**Stated problem:** From the entries below, extract every line that includes the word "JSON".

**Material for this exercise:**
-------------------------

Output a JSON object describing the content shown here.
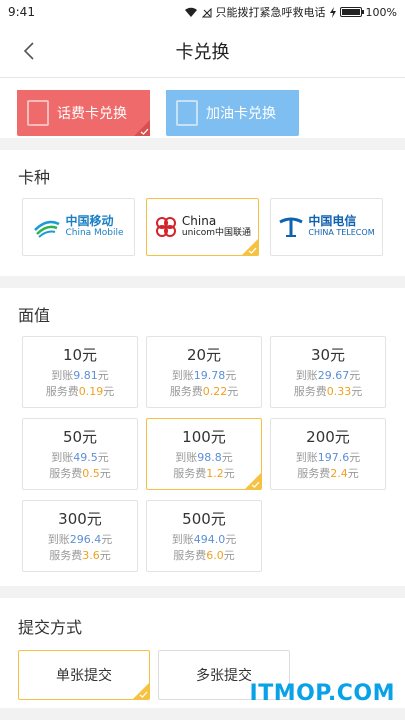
{
  "status_bar": {
    "time": "9:41",
    "carrier_text": "只能拨打紧急呼救电话",
    "battery": "100%",
    "battery_level": 1.0
  },
  "nav": {
    "title": "卡兑换"
  },
  "exchange_types": [
    {
      "label": "话费卡兑换",
      "selected": true
    },
    {
      "label": "加油卡兑换",
      "selected": false
    }
  ],
  "card_type": {
    "title": "卡种",
    "carriers": [
      {
        "cn": "中国移动",
        "en": "China Mobile",
        "selected": false
      },
      {
        "cn": "China",
        "en": "unicom中国联通",
        "selected": true
      },
      {
        "cn": "中国电信",
        "en": "CHINA TELECOM",
        "selected": false
      }
    ]
  },
  "denomination": {
    "title": "面值",
    "credit_prefix": "到账",
    "fee_prefix": "服务费",
    "currency": "元",
    "items": [
      {
        "value": "10元",
        "credit": "9.81",
        "fee": "0.19",
        "selected": false
      },
      {
        "value": "20元",
        "credit": "19.78",
        "fee": "0.22",
        "selected": false
      },
      {
        "value": "30元",
        "credit": "29.67",
        "fee": "0.33",
        "selected": false
      },
      {
        "value": "50元",
        "credit": "49.5",
        "fee": "0.5",
        "selected": false
      },
      {
        "value": "100元",
        "credit": "98.8",
        "fee": "1.2",
        "selected": true
      },
      {
        "value": "200元",
        "credit": "197.6",
        "fee": "2.4",
        "selected": false
      },
      {
        "value": "300元",
        "credit": "296.4",
        "fee": "3.6",
        "selected": false
      },
      {
        "value": "500元",
        "credit": "494.0",
        "fee": "6.0",
        "selected": false
      }
    ]
  },
  "submit": {
    "title": "提交方式",
    "options": [
      {
        "label": "单张提交",
        "selected": true
      },
      {
        "label": "多张提交",
        "selected": false
      }
    ]
  },
  "watermark": "ITMOP.COM",
  "colors": {
    "accent": "#f5c242",
    "red": "#ef6a6a",
    "blue": "#7fbef0",
    "credit": "#5b8fd8",
    "fee": "#f0a020"
  }
}
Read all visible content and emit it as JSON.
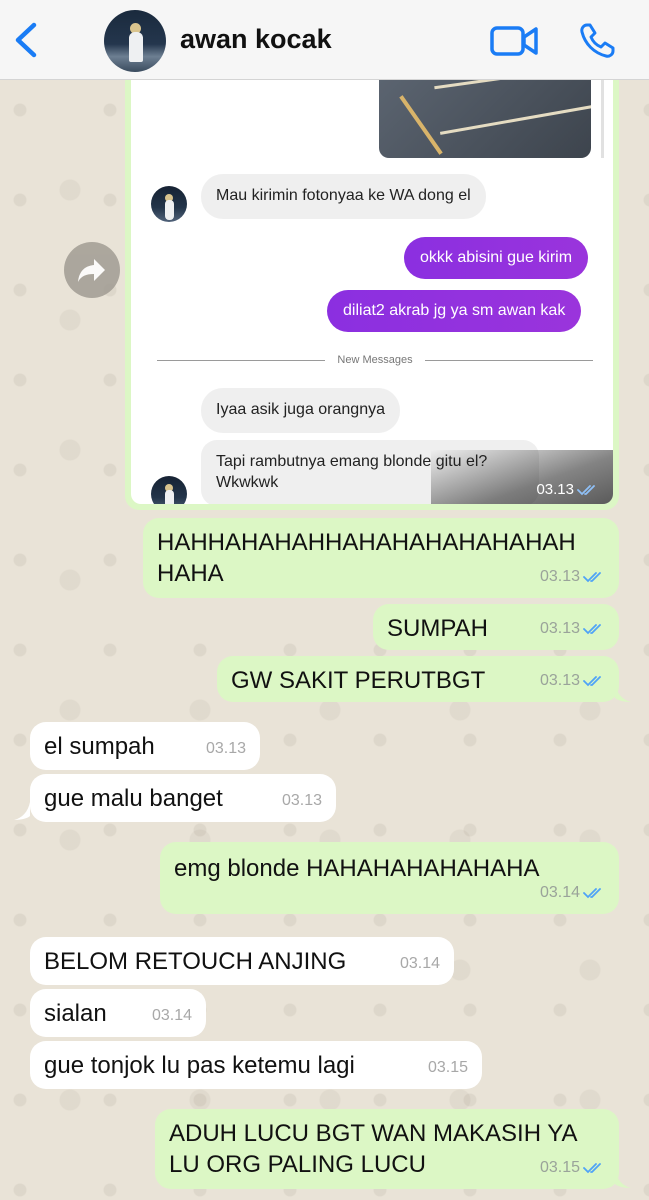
{
  "header": {
    "contact_name": "awan kocak",
    "back_icon": "chevron-left-icon",
    "video_icon": "video-camera-icon",
    "phone_icon": "phone-icon"
  },
  "screenshot": {
    "messages_in": [
      "Mau kirimin fotonyaa ke WA dong el",
      "Iyaa asik juga orangnya",
      "Tapi rambutnya emang blonde gitu el? Wkwkwk"
    ],
    "messages_out": [
      "okkk abisini gue kirim",
      "diliat2 akrab jg ya sm awan kak"
    ],
    "divider_label": "New Messages",
    "time": "03.13"
  },
  "chat": [
    {
      "dir": "out",
      "text_lines": [
        "HAHHAHAHAHHAHAHAHAHAHAHAH",
        "HAHA"
      ],
      "time": "03.13"
    },
    {
      "dir": "out",
      "text": "SUMPAH",
      "time": "03.13"
    },
    {
      "dir": "out",
      "text": "GW SAKIT PERUTBGT",
      "time": "03.13"
    },
    {
      "dir": "in",
      "text": "el sumpah",
      "time": "03.13"
    },
    {
      "dir": "in",
      "text": "gue malu banget",
      "time": "03.13"
    },
    {
      "dir": "out",
      "text": "emg blonde HAHAHAHAHAHAHA",
      "time": "03.14"
    },
    {
      "dir": "in",
      "text": "BELOM RETOUCH ANJING",
      "time": "03.14"
    },
    {
      "dir": "in",
      "text": "sialan",
      "time": "03.14"
    },
    {
      "dir": "in",
      "text": "gue tonjok lu pas ketemu lagi",
      "time": "03.15"
    },
    {
      "dir": "out",
      "text_lines": [
        "ADUH LUCU BGT WAN MAKASIH YA",
        "LU ORG PALING LUCU"
      ],
      "time": "03.15"
    }
  ],
  "colors": {
    "outgoing_bubble": "#dcf7c5",
    "incoming_bubble": "#ffffff",
    "accent_blue": "#1a7cf5",
    "ig_outgoing": "#8b2fe0"
  }
}
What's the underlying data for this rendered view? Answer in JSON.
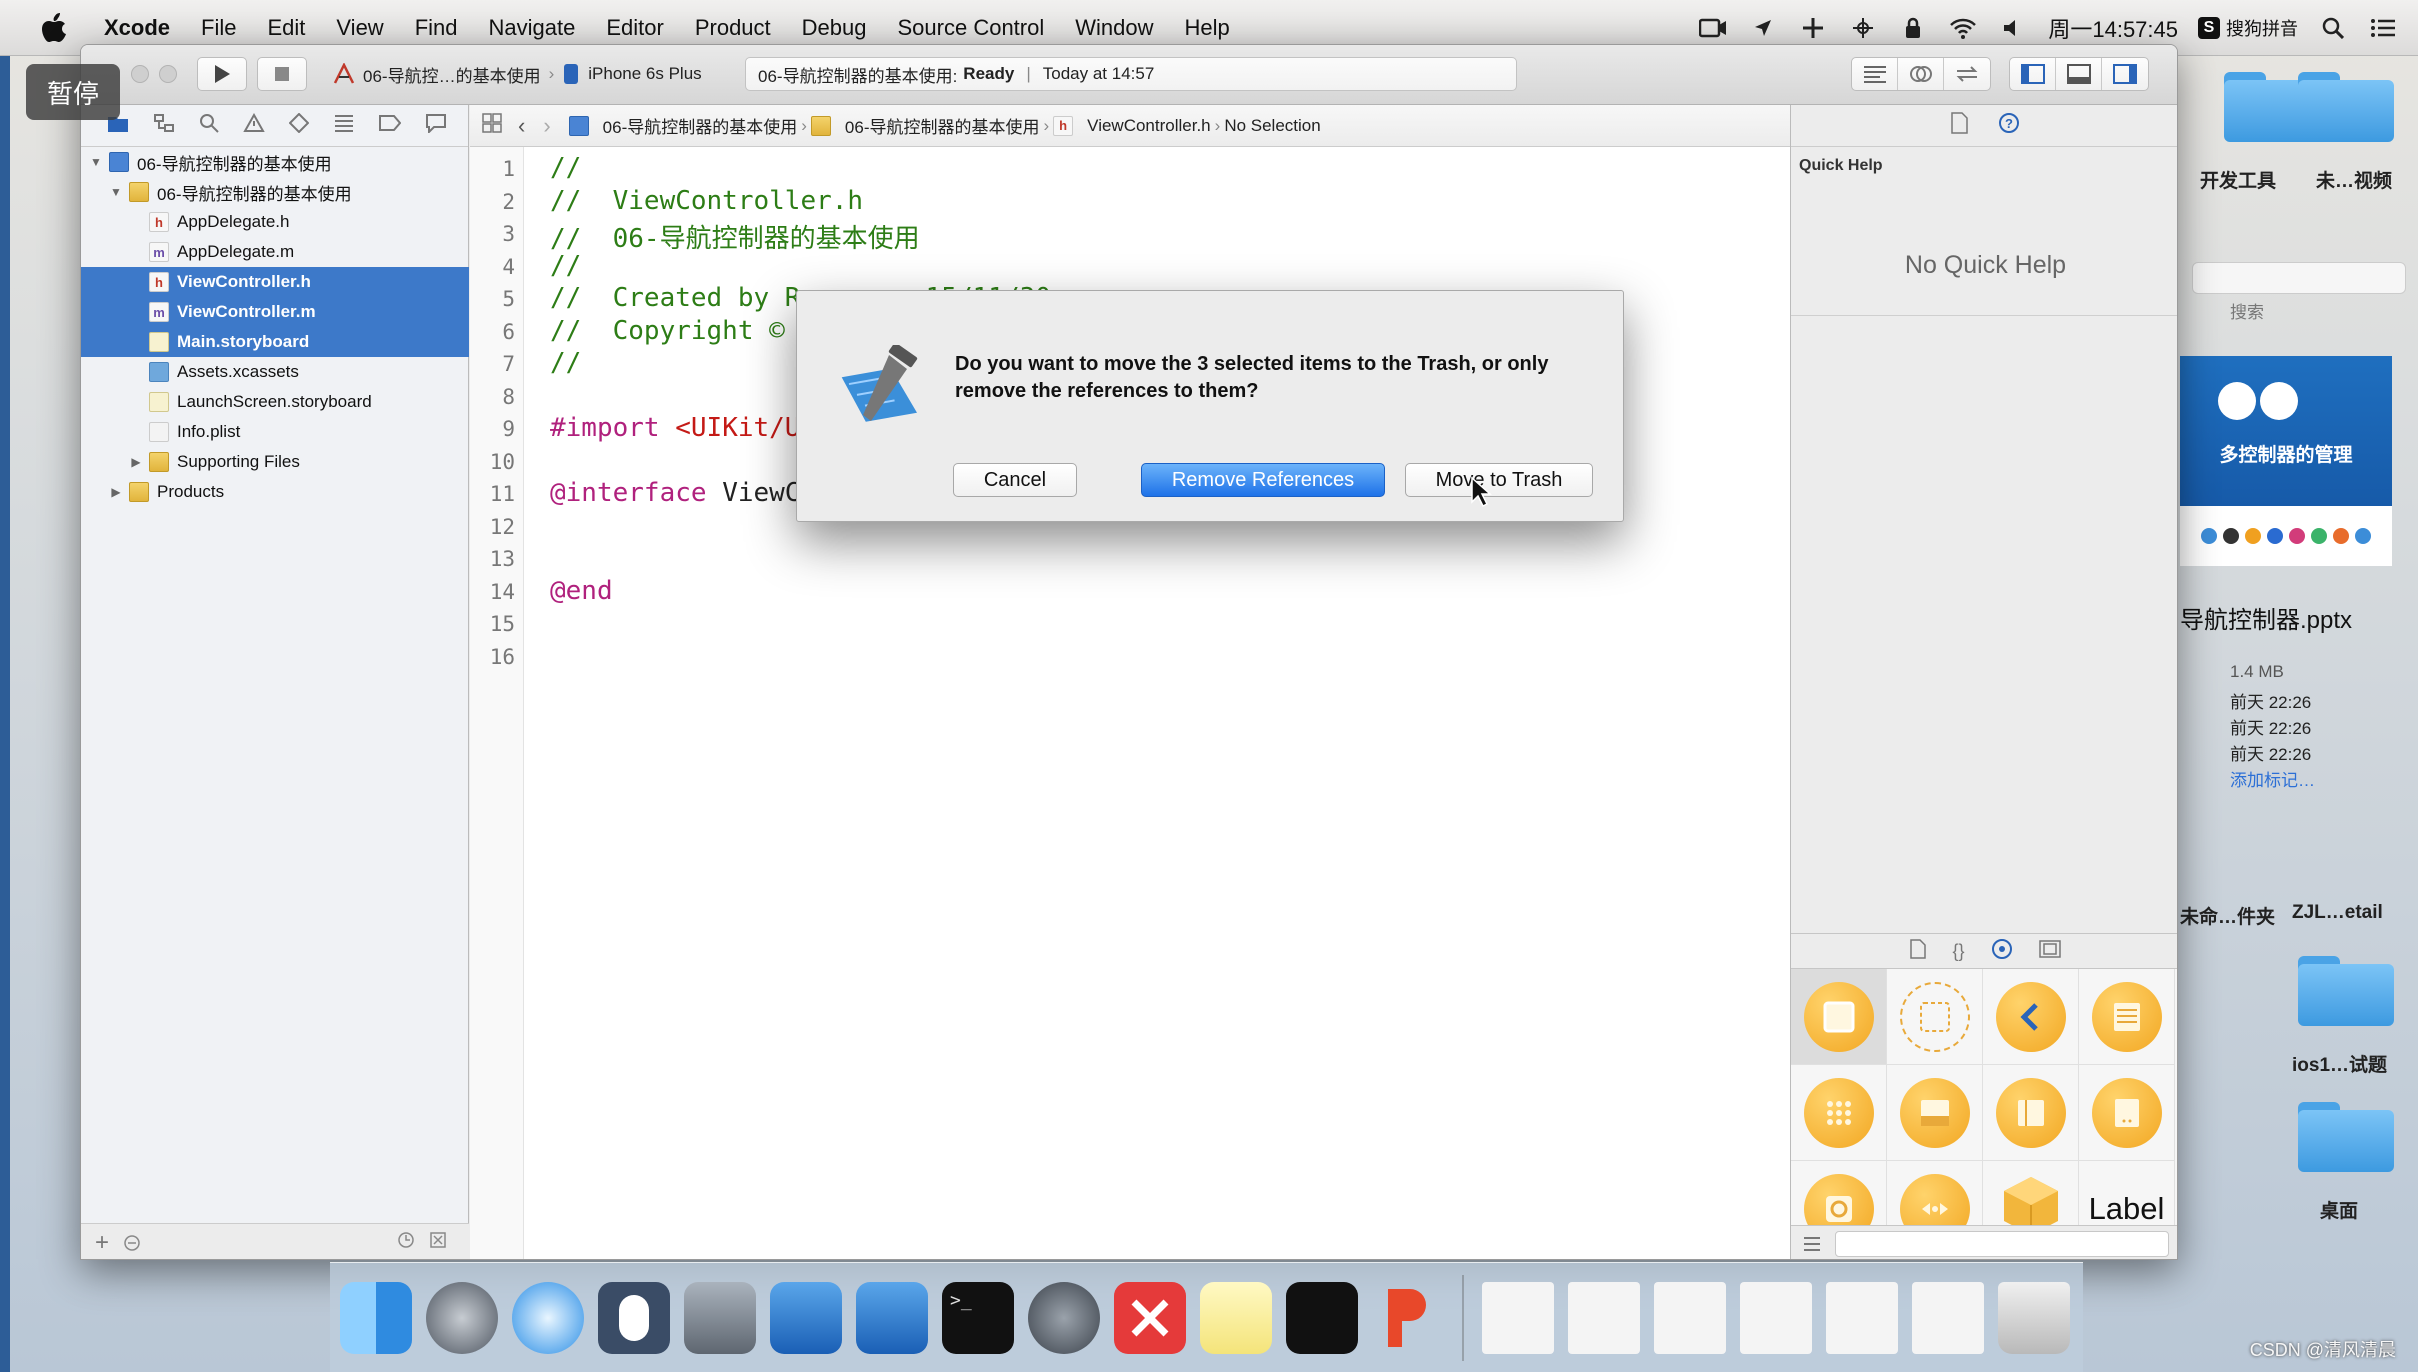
{
  "menubar": {
    "app": "Xcode",
    "items": [
      "File",
      "Edit",
      "View",
      "Find",
      "Navigate",
      "Editor",
      "Product",
      "Debug",
      "Source Control",
      "Window",
      "Help"
    ],
    "clock": "周一14:57:45",
    "input_method": "搜狗拼音"
  },
  "overlay": {
    "pause": "暂停",
    "watermark": "CSDN @清风清晨"
  },
  "toolbar": {
    "scheme": "06-导航控…的基本使用",
    "device": "iPhone 6s Plus",
    "activity_project": "06-导航控制器的基本使用:",
    "activity_status": "Ready",
    "activity_sep": "|",
    "activity_time": "Today at 14:57"
  },
  "navigator": {
    "rows": [
      {
        "label": "06-导航控制器的基本使用",
        "icon": "project-icon",
        "disclosure": "▼"
      },
      {
        "label": "06-导航控制器的基本使用",
        "icon": "folder-icon",
        "disclosure": "▼"
      },
      {
        "label": "AppDelegate.h",
        "icon": "h-file-icon",
        "badge": "h"
      },
      {
        "label": "AppDelegate.m",
        "icon": "m-file-icon",
        "badge": "m"
      },
      {
        "label": "ViewController.h",
        "icon": "h-file-icon",
        "badge": "h",
        "selected": true
      },
      {
        "label": "ViewController.m",
        "icon": "m-file-icon",
        "badge": "m",
        "selected": true
      },
      {
        "label": "Main.storyboard",
        "icon": "storyboard-icon",
        "selected": true
      },
      {
        "label": "Assets.xcassets",
        "icon": "assets-icon"
      },
      {
        "label": "LaunchScreen.storyboard",
        "icon": "storyboard-icon"
      },
      {
        "label": "Info.plist",
        "icon": "plist-icon"
      },
      {
        "label": "Supporting Files",
        "icon": "folder-icon",
        "disclosure": "▶"
      },
      {
        "label": "Products",
        "icon": "folder-icon",
        "disclosure": "▶"
      }
    ]
  },
  "jumpbar": {
    "crumbs": [
      "06-导航控制器的基本使用",
      "06-导航控制器的基本使用",
      "ViewController.h",
      "No Selection"
    ]
  },
  "editor": {
    "line_numbers": [
      "1",
      "2",
      "3",
      "4",
      "5",
      "6",
      "7",
      "8",
      "9",
      "10",
      "11",
      "12",
      "13",
      "14",
      "15",
      "16"
    ],
    "lines": [
      {
        "n": 1,
        "parts": [
          {
            "t": "//",
            "c": "cmt"
          }
        ]
      },
      {
        "n": 2,
        "parts": [
          {
            "t": "//  ViewController.h",
            "c": "cmt"
          }
        ]
      },
      {
        "n": 3,
        "parts": [
          {
            "t": "//  06-导航控制器的基本使用",
            "c": "cmt"
          }
        ]
      },
      {
        "n": 4,
        "parts": [
          {
            "t": "//",
            "c": "cmt"
          }
        ]
      },
      {
        "n": 5,
        "parts": [
          {
            "t": "//  Created by Romeo on 15/11/30.",
            "c": "cmt"
          }
        ]
      },
      {
        "n": 6,
        "parts": [
          {
            "t": "//  Copyright ©",
            "c": "cmt"
          }
        ]
      },
      {
        "n": 7,
        "parts": [
          {
            "t": "//",
            "c": "cmt"
          }
        ]
      },
      {
        "n": 8,
        "parts": []
      },
      {
        "n": 9,
        "parts": [
          {
            "t": "#import ",
            "c": "kw"
          },
          {
            "t": "<UIKit/U",
            "c": "str"
          }
        ]
      },
      {
        "n": 10,
        "parts": []
      },
      {
        "n": 11,
        "parts": [
          {
            "t": "@interface ",
            "c": "kw"
          },
          {
            "t": "ViewC",
            "c": "pl"
          }
        ]
      },
      {
        "n": 12,
        "parts": []
      },
      {
        "n": 13,
        "parts": []
      },
      {
        "n": 14,
        "parts": [
          {
            "t": "@end",
            "c": "kw"
          }
        ]
      },
      {
        "n": 15,
        "parts": []
      },
      {
        "n": 16,
        "parts": []
      }
    ]
  },
  "inspector": {
    "title": "Quick Help",
    "empty": "No Quick Help",
    "library_label_item": "Label"
  },
  "dialog": {
    "message": "Do you want to move the 3 selected items to the Trash, or only remove the references to them?",
    "cancel": "Cancel",
    "remove": "Remove References",
    "trash": "Move to Trash"
  },
  "desktop": {
    "items": [
      "开发工具",
      "未…视频",
      "搜索",
      "多控制器的管理",
      "导航控制器.pptx",
      "1.4 MB",
      "前天 22:26",
      "前天 22:26",
      "前天 22:26",
      "添加标记…",
      "未命…件夹",
      "ZJL…etail",
      "ios1…试题",
      "桌面"
    ]
  }
}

-------------------------

**Completed task:**
Output a JSON object describing the content shown here.
Read all visible content and emit it as JSON.
What's the underlying data for this rendered view? Answer in JSON.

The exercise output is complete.